■ **Exercise description**: Each line that holds the word "OptiQuant" should be returned.

== The records ==

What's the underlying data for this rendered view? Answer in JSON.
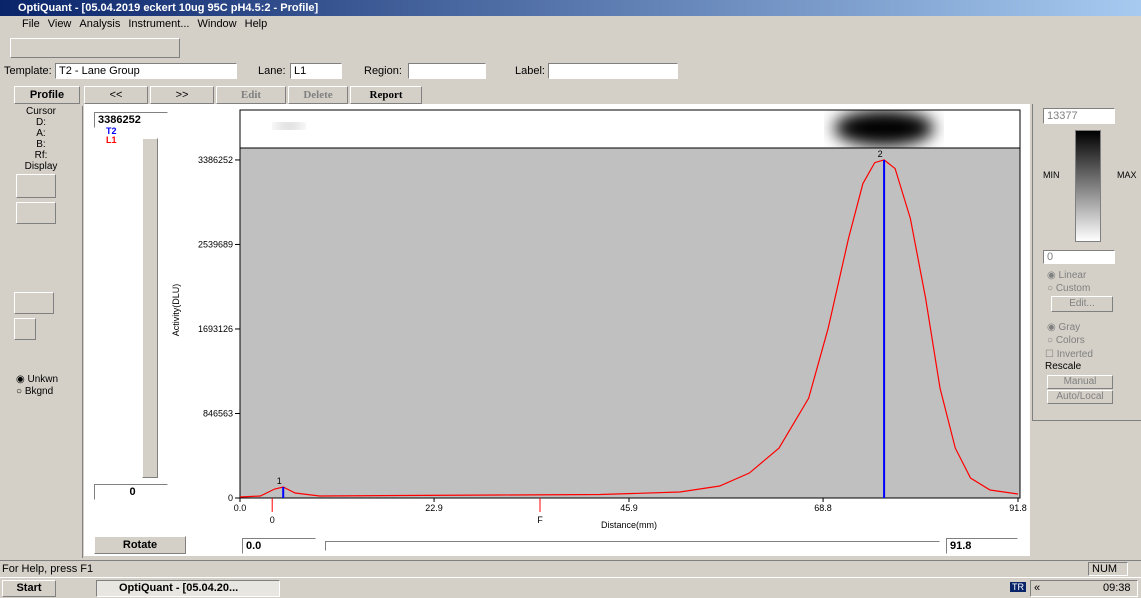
{
  "window": {
    "title": "OptiQuant - [05.04.2019 eckert 10ug 95C pH4.5:2 - Profile]"
  },
  "menu": [
    "File",
    "View",
    "Analysis",
    "Instrument...",
    "Window",
    "Help"
  ],
  "settings_bar": {
    "template_label": "Template:",
    "template_value": "T2 - Lane Group",
    "lane_label": "Lane:",
    "lane_value": "L1",
    "region_label": "Region:",
    "label_label": "Label:"
  },
  "profile_bar": [
    "Profile",
    "<<",
    ">>",
    "Edit",
    "Delete",
    "Report"
  ],
  "left_panel": {
    "cursor": "Cursor",
    "fields": [
      "D:",
      "A:",
      "B:",
      "Rf:"
    ],
    "display": "Display",
    "radios": [
      "Unkwn",
      "Bkgnd"
    ]
  },
  "intensity": {
    "max_box": "3386252",
    "min_box": "0",
    "rotate": "Rotate"
  },
  "range": {
    "start": "0.0",
    "end": "91.8"
  },
  "right_panel": {
    "max_box": "13377",
    "min_box": "0",
    "min_label": "MIN",
    "max_label": "MAX",
    "scale_options": [
      "Linear",
      "Custom"
    ],
    "edit": "Edit...",
    "color_options": [
      "Gray",
      "Colors"
    ],
    "inverted": "Inverted",
    "rescale": "Rescale",
    "manual": "Manual",
    "auto": "Auto/Local"
  },
  "status": {
    "help": "For Help, press F1",
    "num": "NUM"
  },
  "taskbar": {
    "start": "Start",
    "task": "OptiQuant - [05.04.20...",
    "lang": "TR",
    "chevron": "«",
    "time": "09:38"
  },
  "chart_data": {
    "type": "line",
    "x_label": "Distance(mm)",
    "y_label": "Activity(DLU)",
    "xlim": [
      0,
      91.8
    ],
    "xticks": [
      {
        "value": 0,
        "label": "0.0"
      },
      22.9,
      45.9,
      68.8,
      91.8
    ],
    "ylim": [
      0,
      3506000
    ],
    "yticks": [
      0,
      846563,
      1693126,
      2539689,
      3386252
    ],
    "x": [
      0,
      2.4,
      4.1,
      5.1,
      6.5,
      9.4,
      18.9,
      30.7,
      42.5,
      51.9,
      56.6,
      60.1,
      63.6,
      67.1,
      69.4,
      71.8,
      73.5,
      74.9,
      76.0,
      77.3,
      79.1,
      80.9,
      82.6,
      84.4,
      86.2,
      88.5,
      91.8
    ],
    "series": [
      {
        "name": "L1",
        "color": "#ff0000",
        "values": [
          10000,
          20000,
          90000,
          110000,
          50000,
          20000,
          25000,
          30000,
          35000,
          60000,
          120000,
          250000,
          500000,
          1000000,
          1700000,
          2600000,
          3150000,
          3360000,
          3386252,
          3300000,
          2800000,
          2000000,
          1100000,
          500000,
          200000,
          80000,
          40000
        ]
      }
    ],
    "peaks": {
      "name": "T2",
      "color": "#0000ff",
      "labels": [
        "1",
        "2"
      ],
      "x": [
        5.1,
        76.0
      ],
      "values": [
        110000,
        3386252
      ]
    },
    "markers": {
      "color": "#ff0000",
      "labels": [
        "0",
        "F"
      ],
      "x": [
        3.8,
        35.4
      ]
    }
  }
}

===

■ **Reply to the exercise**:
    "title": "OptiQuant - [05.04.2019 eckert 10ug 95C pH4.5:2 - Profile]"
    "task": "OptiQuant - [05.04.20...",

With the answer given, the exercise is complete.